(Records about charts and figures)
=======
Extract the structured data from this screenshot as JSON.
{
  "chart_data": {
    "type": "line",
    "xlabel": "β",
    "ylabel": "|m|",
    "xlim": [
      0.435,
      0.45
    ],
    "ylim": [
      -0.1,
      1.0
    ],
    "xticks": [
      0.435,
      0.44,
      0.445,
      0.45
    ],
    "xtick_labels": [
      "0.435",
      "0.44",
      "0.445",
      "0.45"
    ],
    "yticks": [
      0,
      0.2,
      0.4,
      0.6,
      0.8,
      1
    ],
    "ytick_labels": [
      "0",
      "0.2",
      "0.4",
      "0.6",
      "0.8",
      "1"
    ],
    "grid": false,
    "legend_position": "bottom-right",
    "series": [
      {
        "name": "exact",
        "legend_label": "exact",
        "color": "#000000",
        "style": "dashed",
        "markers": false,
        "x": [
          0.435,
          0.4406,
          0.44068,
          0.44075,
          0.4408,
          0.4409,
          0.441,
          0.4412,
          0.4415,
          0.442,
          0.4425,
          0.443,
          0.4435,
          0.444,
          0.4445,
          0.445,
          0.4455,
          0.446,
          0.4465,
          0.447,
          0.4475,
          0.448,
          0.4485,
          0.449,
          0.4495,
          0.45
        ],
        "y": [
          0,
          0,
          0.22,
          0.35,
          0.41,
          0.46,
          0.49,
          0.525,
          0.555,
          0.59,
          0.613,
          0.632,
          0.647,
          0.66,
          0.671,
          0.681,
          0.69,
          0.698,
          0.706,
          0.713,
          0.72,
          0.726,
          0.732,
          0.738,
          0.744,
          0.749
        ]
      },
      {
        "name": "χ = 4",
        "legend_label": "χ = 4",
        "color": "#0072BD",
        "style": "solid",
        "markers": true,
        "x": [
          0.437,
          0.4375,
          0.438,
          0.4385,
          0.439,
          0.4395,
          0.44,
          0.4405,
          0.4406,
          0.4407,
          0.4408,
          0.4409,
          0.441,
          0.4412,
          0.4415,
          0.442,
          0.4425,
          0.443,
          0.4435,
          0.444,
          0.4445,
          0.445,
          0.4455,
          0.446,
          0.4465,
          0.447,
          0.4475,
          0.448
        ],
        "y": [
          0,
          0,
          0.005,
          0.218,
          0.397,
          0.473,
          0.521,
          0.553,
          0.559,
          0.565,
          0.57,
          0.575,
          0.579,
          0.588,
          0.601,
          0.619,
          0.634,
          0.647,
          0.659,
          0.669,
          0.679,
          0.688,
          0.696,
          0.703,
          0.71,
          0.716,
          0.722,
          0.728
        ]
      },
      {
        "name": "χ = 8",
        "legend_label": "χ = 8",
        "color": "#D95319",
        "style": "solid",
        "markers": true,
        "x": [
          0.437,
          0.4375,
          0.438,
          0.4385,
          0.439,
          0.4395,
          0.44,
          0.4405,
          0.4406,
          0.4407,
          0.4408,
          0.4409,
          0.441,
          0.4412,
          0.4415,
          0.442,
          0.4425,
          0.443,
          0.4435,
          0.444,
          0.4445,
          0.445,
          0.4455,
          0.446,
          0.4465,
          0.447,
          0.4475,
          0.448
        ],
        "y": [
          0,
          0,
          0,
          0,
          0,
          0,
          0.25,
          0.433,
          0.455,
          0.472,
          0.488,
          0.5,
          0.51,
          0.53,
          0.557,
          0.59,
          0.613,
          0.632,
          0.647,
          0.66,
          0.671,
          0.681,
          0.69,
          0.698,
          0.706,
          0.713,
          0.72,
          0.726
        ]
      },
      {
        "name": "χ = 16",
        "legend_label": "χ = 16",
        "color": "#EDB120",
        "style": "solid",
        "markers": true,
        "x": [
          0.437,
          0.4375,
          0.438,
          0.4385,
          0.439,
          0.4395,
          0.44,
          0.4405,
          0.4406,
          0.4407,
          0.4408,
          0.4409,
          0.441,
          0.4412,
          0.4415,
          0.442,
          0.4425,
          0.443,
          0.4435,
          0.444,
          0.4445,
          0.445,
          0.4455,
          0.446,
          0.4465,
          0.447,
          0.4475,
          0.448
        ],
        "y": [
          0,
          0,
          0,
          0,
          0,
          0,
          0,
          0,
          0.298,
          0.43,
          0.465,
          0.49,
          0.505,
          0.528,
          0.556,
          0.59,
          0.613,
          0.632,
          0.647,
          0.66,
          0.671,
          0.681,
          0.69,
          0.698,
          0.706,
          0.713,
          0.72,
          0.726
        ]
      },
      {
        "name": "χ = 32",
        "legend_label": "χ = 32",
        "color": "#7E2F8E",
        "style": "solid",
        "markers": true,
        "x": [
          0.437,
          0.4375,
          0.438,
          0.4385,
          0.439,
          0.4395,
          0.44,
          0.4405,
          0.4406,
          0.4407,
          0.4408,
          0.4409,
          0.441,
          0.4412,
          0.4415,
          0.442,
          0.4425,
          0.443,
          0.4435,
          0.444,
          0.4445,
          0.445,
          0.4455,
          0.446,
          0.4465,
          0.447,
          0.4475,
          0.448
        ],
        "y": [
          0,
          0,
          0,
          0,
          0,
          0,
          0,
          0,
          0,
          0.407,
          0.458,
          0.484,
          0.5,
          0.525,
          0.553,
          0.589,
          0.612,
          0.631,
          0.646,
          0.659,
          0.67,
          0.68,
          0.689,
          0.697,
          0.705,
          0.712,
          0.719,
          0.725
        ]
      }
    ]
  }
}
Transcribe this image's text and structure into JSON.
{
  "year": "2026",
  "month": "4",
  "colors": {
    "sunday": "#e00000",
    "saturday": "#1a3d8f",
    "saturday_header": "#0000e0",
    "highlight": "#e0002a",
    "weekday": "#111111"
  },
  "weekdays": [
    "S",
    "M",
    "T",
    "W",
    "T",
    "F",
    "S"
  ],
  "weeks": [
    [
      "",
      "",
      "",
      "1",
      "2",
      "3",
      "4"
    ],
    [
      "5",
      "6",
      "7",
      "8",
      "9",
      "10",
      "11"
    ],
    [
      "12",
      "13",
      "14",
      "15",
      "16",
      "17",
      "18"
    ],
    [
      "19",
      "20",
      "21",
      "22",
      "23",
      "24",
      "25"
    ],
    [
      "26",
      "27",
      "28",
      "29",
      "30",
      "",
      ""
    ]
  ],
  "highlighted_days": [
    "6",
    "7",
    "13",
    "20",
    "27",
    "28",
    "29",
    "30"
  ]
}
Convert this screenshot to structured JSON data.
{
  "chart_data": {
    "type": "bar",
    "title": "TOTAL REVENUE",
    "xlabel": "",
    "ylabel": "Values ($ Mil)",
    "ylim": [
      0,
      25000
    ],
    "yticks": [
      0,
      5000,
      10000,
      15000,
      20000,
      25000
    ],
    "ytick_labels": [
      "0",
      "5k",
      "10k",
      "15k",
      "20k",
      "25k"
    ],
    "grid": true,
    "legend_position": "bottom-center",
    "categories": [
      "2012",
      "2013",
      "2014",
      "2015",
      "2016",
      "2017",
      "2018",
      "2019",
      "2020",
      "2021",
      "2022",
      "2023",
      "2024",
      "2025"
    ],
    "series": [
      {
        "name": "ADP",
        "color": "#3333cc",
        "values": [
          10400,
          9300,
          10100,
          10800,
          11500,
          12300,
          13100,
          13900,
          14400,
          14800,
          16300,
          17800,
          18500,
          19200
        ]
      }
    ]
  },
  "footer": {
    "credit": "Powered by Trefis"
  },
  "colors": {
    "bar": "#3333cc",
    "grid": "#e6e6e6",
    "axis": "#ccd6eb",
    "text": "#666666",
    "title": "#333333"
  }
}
=======
* **EXERCISE TASK**: From the line containing "Convert this screenshot" down to the final line of the data, write out every line exactly; both the first and last of these belong in your answer, and nothing else does.

* **CORRECT ANSWER**:
Convert this screenshot to structured JSON data.
{
  "chart_data": {
    "type": "bar",
    "title": "TOTAL REVENUE",
    "xlabel": "",
    "ylabel": "Values ($ Mil)",
    "ylim": [
      0,
      25000
    ],
    "yticks": [
      0,
      5000,
      10000,
      15000,
      20000,
      25000
    ],
    "ytick_labels": [
      "0",
      "5k",
      "10k",
      "15k",
      "20k",
      "25k"
    ],
    "grid": true,
    "legend_position": "bottom-center",
    "categories": [
      "2012",
      "2013",
      "2014",
      "2015",
      "2016",
      "2017",
      "2018",
      "2019",
      "2020",
      "2021",
      "2022",
      "2023",
      "2024",
      "2025"
    ],
    "series": [
      {
        "name": "ADP",
        "color": "#3333cc",
        "values": [
          10400,
          9300,
          10100,
          10800,
          11500,
          12300,
          13100,
          13900,
          14400,
          14800,
          16300,
          17800,
          18500,
          19200
        ]
      }
    ]
  },
  "footer": {
    "credit": "Powered by Trefis"
  },
  "colors": {
    "bar": "#3333cc",
    "grid": "#e6e6e6",
    "axis": "#ccd6eb",
    "text": "#666666",
    "title": "#333333"
  }
}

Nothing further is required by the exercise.